WORK TO DO
Retype the records below word for word and omit any image.

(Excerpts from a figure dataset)
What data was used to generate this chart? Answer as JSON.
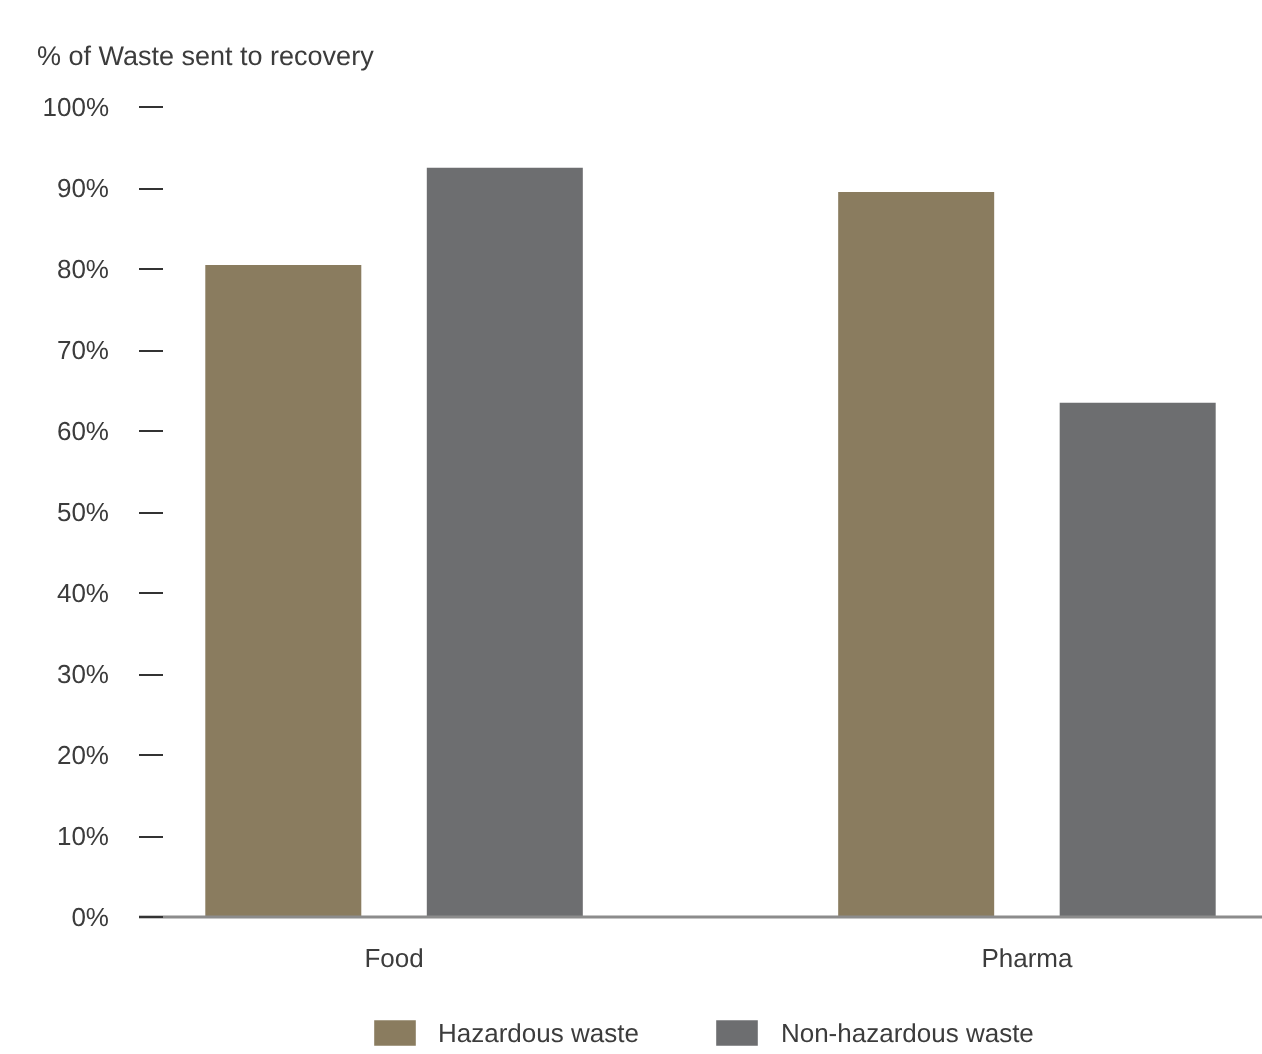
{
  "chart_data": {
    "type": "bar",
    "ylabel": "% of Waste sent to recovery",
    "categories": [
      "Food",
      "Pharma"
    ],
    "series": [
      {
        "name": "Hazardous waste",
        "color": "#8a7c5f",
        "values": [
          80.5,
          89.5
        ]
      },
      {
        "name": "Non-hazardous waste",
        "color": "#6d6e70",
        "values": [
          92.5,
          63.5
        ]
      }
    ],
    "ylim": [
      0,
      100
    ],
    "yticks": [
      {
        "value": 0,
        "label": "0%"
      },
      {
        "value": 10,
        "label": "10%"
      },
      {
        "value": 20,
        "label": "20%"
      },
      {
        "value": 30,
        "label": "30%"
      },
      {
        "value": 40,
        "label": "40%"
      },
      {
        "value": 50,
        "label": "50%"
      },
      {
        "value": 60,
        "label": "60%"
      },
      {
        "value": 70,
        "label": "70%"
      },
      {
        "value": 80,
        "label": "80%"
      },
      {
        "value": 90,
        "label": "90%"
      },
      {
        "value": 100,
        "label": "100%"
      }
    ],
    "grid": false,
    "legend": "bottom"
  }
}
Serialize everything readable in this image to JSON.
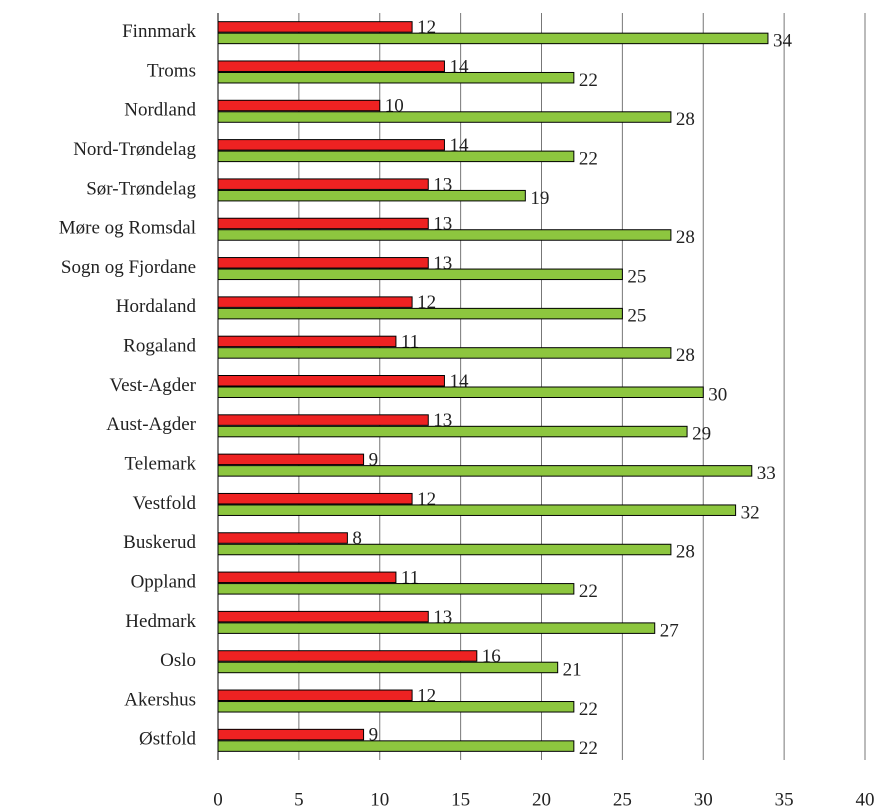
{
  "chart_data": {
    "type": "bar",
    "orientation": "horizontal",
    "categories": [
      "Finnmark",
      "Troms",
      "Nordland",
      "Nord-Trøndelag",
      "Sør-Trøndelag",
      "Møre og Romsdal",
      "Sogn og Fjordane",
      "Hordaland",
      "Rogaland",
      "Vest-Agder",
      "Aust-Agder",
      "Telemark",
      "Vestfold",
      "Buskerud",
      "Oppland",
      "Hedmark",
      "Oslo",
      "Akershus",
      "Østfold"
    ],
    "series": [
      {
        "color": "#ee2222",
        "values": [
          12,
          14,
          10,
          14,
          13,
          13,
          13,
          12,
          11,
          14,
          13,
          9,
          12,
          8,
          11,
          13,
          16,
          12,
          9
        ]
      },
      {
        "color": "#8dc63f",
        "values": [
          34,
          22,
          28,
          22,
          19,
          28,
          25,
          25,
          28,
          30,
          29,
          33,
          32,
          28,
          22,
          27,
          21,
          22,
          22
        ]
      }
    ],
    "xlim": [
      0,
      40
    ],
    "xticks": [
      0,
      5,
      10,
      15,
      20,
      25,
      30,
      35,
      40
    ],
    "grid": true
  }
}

COMPLETED TASK
What data was used to generate this chart? Answer as JSON.
{
  "chart_data": {
    "type": "bar",
    "ylabel": "% of Waste sent to recovery",
    "categories": [
      "Food",
      "Pharma"
    ],
    "series": [
      {
        "name": "Hazardous waste",
        "color": "#8a7c5f",
        "values": [
          80.5,
          89.5
        ]
      },
      {
        "name": "Non-hazardous waste",
        "color": "#6d6e70",
        "values": [
          92.5,
          63.5
        ]
      }
    ],
    "ylim": [
      0,
      100
    ],
    "yticks": [
      {
        "value": 0,
        "label": "0%"
      },
      {
        "value": 10,
        "label": "10%"
      },
      {
        "value": 20,
        "label": "20%"
      },
      {
        "value": 30,
        "label": "30%"
      },
      {
        "value": 40,
        "label": "40%"
      },
      {
        "value": 50,
        "label": "50%"
      },
      {
        "value": 60,
        "label": "60%"
      },
      {
        "value": 70,
        "label": "70%"
      },
      {
        "value": 80,
        "label": "80%"
      },
      {
        "value": 90,
        "label": "90%"
      },
      {
        "value": 100,
        "label": "100%"
      }
    ],
    "grid": false,
    "legend": "bottom"
  }
}
Serialize everything readable in this image to JSON.
{
  "chart_data": {
    "type": "bar",
    "orientation": "horizontal",
    "categories": [
      "Finnmark",
      "Troms",
      "Nordland",
      "Nord-Trøndelag",
      "Sør-Trøndelag",
      "Møre og Romsdal",
      "Sogn og Fjordane",
      "Hordaland",
      "Rogaland",
      "Vest-Agder",
      "Aust-Agder",
      "Telemark",
      "Vestfold",
      "Buskerud",
      "Oppland",
      "Hedmark",
      "Oslo",
      "Akershus",
      "Østfold"
    ],
    "series": [
      {
        "color": "#ee2222",
        "values": [
          12,
          14,
          10,
          14,
          13,
          13,
          13,
          12,
          11,
          14,
          13,
          9,
          12,
          8,
          11,
          13,
          16,
          12,
          9
        ]
      },
      {
        "color": "#8dc63f",
        "values": [
          34,
          22,
          28,
          22,
          19,
          28,
          25,
          25,
          28,
          30,
          29,
          33,
          32,
          28,
          22,
          27,
          21,
          22,
          22
        ]
      }
    ],
    "xlim": [
      0,
      40
    ],
    "xticks": [
      0,
      5,
      10,
      15,
      20,
      25,
      30,
      35,
      40
    ],
    "grid": true
  }
}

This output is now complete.